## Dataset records
·····

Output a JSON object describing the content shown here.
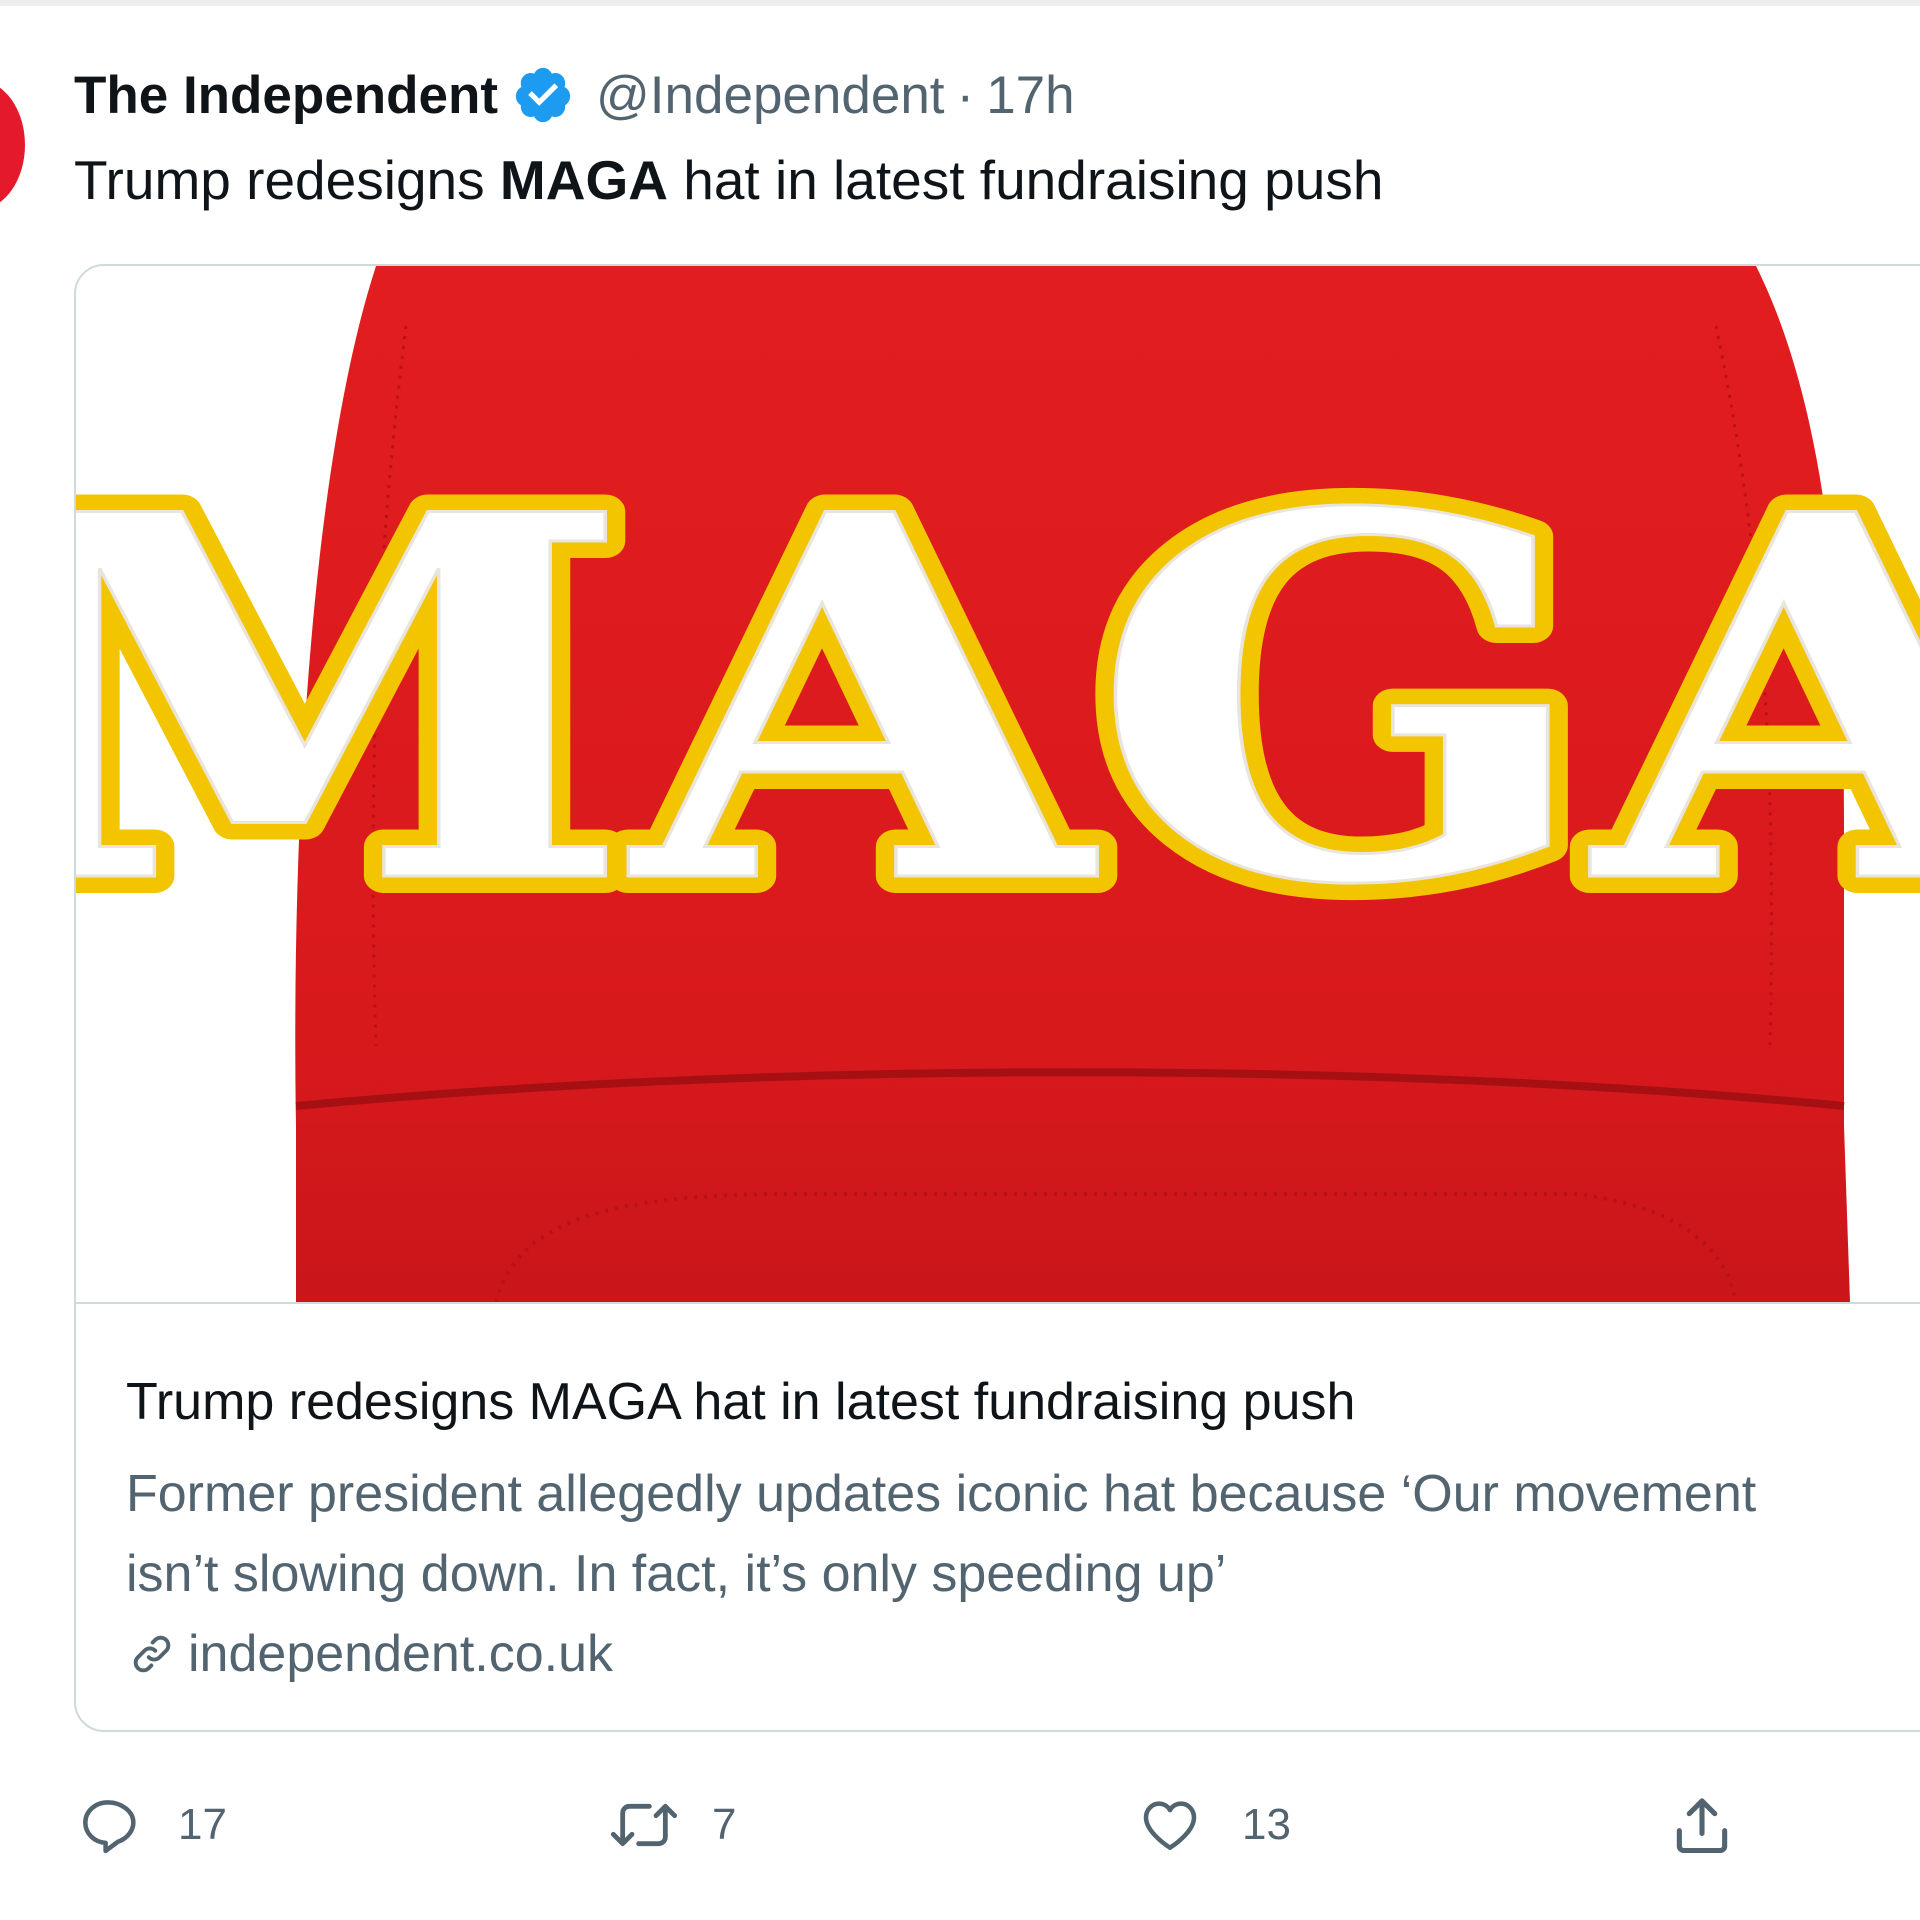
{
  "tweet": {
    "author_name": "The Independent",
    "handle": "@Independent",
    "separator": "·",
    "time": "17h",
    "verified_icon": "verified-badge-icon",
    "text_before": "Trump redesigns ",
    "text_bold": "MAGA",
    "text_after": " hat in latest fundraising push",
    "avatar_color": "#e4192c"
  },
  "card": {
    "image": {
      "hat_text": "MAGA",
      "hat_color": "#d8191c",
      "outline_color": "#f2c500",
      "letter_color": "#ffffff"
    },
    "title": "Trump redesigns MAGA hat in latest fundraising push",
    "description_line1": "Former president allegedly updates iconic hat because ‘Our movement",
    "description_line2": "isn’t slowing down. In fact, it’s only speeding up’",
    "domain": "independent.co.uk",
    "link_icon": "link-icon"
  },
  "actions": {
    "reply": {
      "icon": "reply-icon",
      "count": "17"
    },
    "retweet": {
      "icon": "retweet-icon",
      "count": "7"
    },
    "like": {
      "icon": "heart-icon",
      "count": "13"
    },
    "share": {
      "icon": "share-icon"
    }
  },
  "colors": {
    "text_primary": "#0f1419",
    "text_secondary": "#536471",
    "border": "#cfd9de",
    "verified_blue": "#1d9bf0"
  }
}
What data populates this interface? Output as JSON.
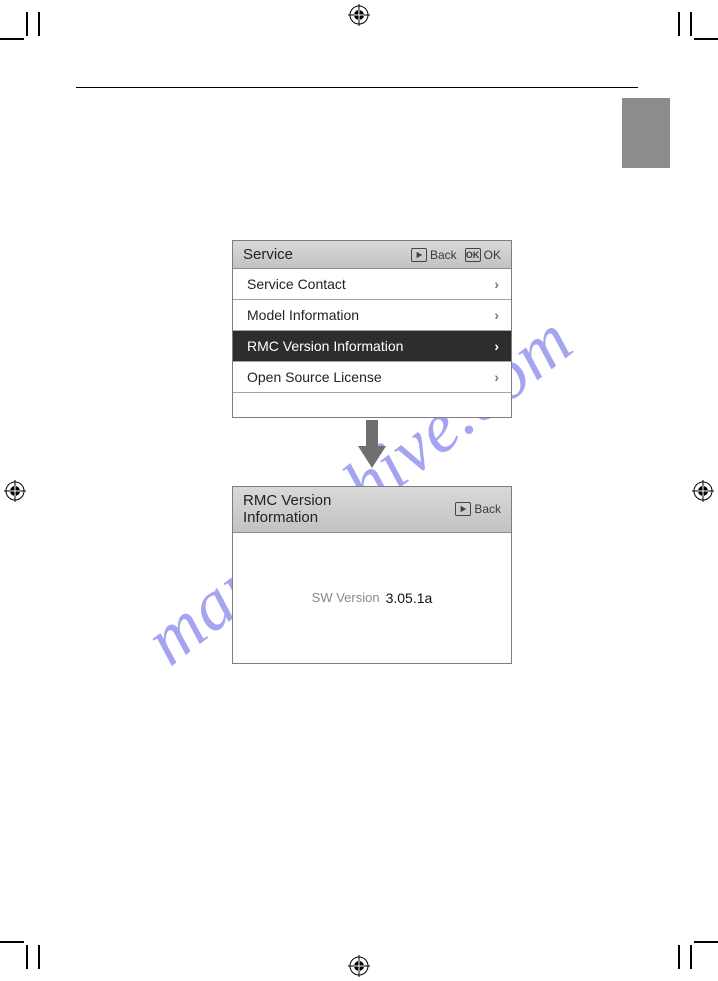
{
  "watermark": "manualshive.com",
  "screen1": {
    "title": "Service",
    "back_label": "Back",
    "ok_label": "OK",
    "items": [
      {
        "label": "Service Contact"
      },
      {
        "label": "Model Information"
      },
      {
        "label": "RMC Version Information"
      },
      {
        "label": "Open Source License"
      }
    ]
  },
  "screen2": {
    "title": "RMC Version\nInformation",
    "back_label": "Back",
    "sw_label": "SW Version",
    "sw_value": "3.05.1a"
  }
}
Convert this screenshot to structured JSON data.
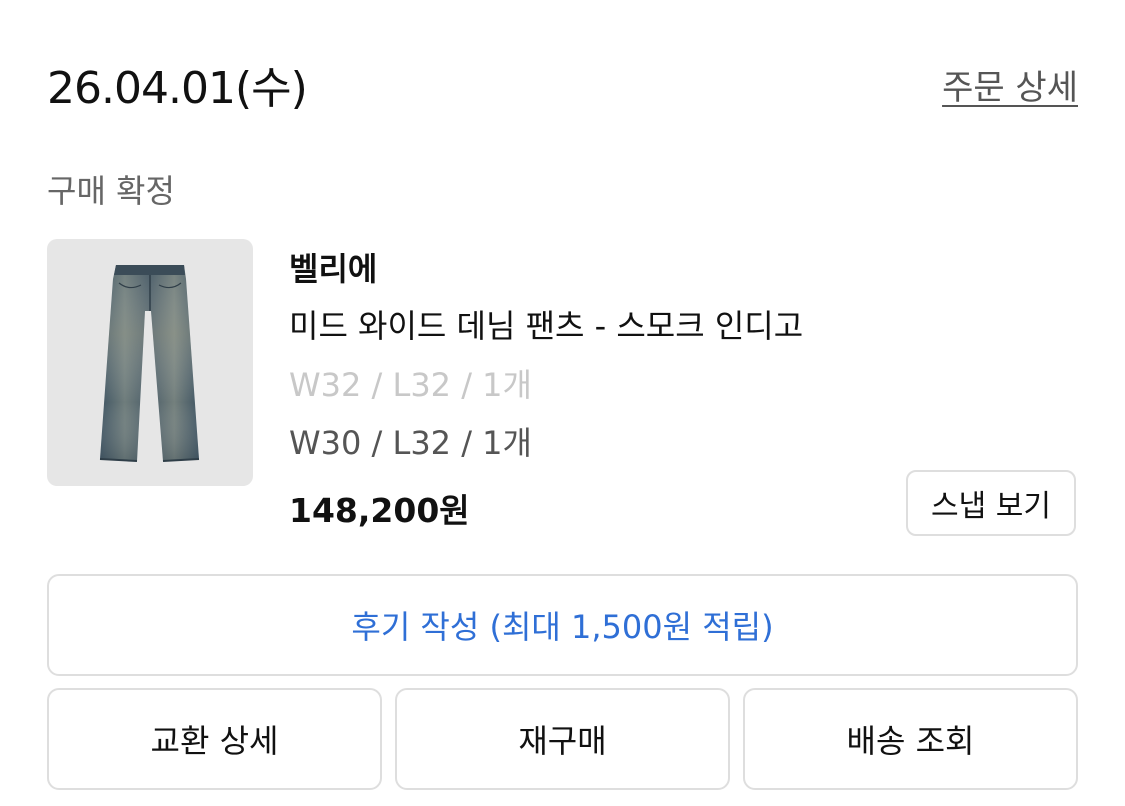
{
  "order": {
    "date": "26.04.01(수)",
    "detail_link": "주문 상세",
    "status": "구매 확정"
  },
  "product": {
    "image_icon": "denim-pants-image",
    "brand": "벨리에",
    "name": "미드 와이드 데님 팬츠 - 스모크 인디고",
    "option_before": "W32 / L32 / 1개",
    "option_after": "W30 / L32 / 1개",
    "price": "148,200원",
    "snap_button": "스냅 보기"
  },
  "review_button": "후기 작성 (최대 1,500원 적립)",
  "actions": {
    "exchange_detail": "교환 상세",
    "repurchase": "재구매",
    "delivery_tracking": "배송 조회"
  },
  "colors": {
    "accent_blue": "#2f6fd6",
    "border": "#dedede",
    "thumb_bg": "#e6e6e6",
    "muted_text": "#666666",
    "disabled_text": "#c8c8c8"
  }
}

·····

## STATED TASK
What is the number of lines in the records that contain "latest"? Give that number only.

## FINISHED TASK
2